Ruta de Cantoria a Taberno

Con rémoras de la producción del mármol, se sitúan en el valle del Almanzora un conjunto de pueblecitos blancos, que se caracterizan por sus buenas temperaturas durante todo el año y por contar con multitud de aldeas a su alrededor. En Cantoria, localidad de calles rectas y casas uniformes, se ubica una de las empresas de mármoles mayores de toda la provincia. En los alrededores de su rica vega fue donde Don Juan de Austria fijó su campamento durante la sublevación morisca.

Cantoria puede presumir de su rico patrimonio, ejemplificado en su castillo, en Piedra de Lugar Viejo, del que quedan restos de época islámica de su torre, muralla, torreón y aljibe. Se celebra una fiesta muy popular y tradicionalel día de San Antonio Abad. Son “Las Carretillas” de enero. Se hacen hogueras en el pueblo quemando todo lo que no sirve. Tras los fuegos llegan los carretilleros lanzando sus cohetes en honor del patrón.

════════════════════

§ TU TAREA:
Transcribe íntegro y sin ningún cambio el texto sobre la ruta de Cantoria a Taberno.

Registros extraídos:
════════════════════

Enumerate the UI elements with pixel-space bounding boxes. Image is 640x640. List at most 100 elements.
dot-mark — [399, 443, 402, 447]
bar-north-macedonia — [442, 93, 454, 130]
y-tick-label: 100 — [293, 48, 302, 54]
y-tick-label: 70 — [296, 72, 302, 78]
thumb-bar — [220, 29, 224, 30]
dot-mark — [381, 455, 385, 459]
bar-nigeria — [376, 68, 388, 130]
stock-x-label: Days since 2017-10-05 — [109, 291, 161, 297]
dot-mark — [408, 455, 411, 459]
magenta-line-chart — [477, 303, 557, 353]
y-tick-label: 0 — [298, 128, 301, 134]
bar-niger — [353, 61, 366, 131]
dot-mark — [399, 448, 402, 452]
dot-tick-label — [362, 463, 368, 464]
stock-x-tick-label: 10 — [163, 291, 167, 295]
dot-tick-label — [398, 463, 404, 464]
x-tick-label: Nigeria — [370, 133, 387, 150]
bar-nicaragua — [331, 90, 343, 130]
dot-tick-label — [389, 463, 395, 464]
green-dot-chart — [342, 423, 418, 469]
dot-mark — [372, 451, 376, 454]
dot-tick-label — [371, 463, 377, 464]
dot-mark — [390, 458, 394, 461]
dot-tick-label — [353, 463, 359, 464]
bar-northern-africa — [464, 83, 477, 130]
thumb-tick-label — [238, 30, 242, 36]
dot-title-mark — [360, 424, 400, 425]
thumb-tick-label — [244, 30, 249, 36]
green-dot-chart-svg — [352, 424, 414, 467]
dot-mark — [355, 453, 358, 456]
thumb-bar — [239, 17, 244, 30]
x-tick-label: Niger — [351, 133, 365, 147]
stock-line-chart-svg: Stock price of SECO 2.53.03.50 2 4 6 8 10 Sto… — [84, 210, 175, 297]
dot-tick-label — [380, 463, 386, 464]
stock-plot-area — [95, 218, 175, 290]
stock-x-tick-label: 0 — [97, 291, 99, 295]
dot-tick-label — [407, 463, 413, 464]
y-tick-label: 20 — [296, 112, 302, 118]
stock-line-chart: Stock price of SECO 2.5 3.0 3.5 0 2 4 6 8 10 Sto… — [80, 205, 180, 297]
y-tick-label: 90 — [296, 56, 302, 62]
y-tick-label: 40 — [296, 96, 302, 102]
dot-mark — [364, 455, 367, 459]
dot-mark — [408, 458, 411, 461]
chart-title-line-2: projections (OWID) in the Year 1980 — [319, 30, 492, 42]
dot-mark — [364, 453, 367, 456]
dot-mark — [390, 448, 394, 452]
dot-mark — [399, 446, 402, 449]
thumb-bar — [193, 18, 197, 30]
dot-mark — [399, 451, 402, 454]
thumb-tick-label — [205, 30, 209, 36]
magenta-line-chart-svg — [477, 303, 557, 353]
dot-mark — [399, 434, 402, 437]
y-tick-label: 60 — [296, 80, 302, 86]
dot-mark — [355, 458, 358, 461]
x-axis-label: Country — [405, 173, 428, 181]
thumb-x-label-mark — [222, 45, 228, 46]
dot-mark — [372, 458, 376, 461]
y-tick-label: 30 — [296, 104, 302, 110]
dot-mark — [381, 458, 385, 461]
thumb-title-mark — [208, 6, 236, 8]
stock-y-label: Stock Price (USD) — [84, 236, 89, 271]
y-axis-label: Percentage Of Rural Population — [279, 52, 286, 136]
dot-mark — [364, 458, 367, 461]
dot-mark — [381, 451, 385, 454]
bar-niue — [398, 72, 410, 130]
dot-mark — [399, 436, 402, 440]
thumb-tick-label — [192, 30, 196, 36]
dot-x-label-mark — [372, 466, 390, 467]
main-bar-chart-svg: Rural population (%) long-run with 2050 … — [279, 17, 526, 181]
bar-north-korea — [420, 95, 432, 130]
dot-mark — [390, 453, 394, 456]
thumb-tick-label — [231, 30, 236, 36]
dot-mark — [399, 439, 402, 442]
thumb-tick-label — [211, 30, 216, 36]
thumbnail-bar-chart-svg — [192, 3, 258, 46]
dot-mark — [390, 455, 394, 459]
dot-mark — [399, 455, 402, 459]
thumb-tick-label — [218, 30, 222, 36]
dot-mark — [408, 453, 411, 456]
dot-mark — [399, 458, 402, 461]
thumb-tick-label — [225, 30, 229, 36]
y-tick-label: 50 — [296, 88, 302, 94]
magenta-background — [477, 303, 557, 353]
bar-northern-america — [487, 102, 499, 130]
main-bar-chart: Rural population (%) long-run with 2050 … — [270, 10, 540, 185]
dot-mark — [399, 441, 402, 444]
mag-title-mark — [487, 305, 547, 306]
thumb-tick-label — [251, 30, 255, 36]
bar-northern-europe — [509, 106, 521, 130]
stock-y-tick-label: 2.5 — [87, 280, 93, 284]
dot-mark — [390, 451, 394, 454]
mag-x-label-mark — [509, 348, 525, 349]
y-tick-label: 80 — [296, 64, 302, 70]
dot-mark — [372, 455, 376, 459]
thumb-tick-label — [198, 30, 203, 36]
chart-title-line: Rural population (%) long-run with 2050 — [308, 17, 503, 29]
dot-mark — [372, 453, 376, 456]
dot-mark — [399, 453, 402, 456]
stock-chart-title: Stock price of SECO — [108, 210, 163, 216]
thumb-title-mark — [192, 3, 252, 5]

════════════════════

§ RESPUESTA A LA TAREA:
Ruta de Cantoria a Taberno

Con rémoras de la producción del mármol, se sitúan en el valle del Almanzora un conjunto de pueblecitos blancos, que se caracterizan por sus buenas temperaturas durante todo el año y por contar con multitud de aldeas a su alrededor. En Cantoria, localidad de calles rectas y casas uniformes, se ubica una de las empresas de mármoles mayores de toda la provincia. En los alrededores de su rica vega fue donde Don Juan de Austria fijó su campamento durante la sublevación morisca.

Cantoria puede presumir de su rico patrimonio, ejemplificado en su castillo, en Piedra de Lugar Viejo, del que quedan restos de época islámica de su torre, muralla, torreón y aljibe. Se celebra una fiesta muy popular y tradicionalel día de San Antonio Abad. Son “Las Carretillas” de enero. Se hacen hogueras en el pueblo quemando todo lo que no sirve. Tras los fuegos llegan los carretilleros lanzando sus cohetes en honor del patrón.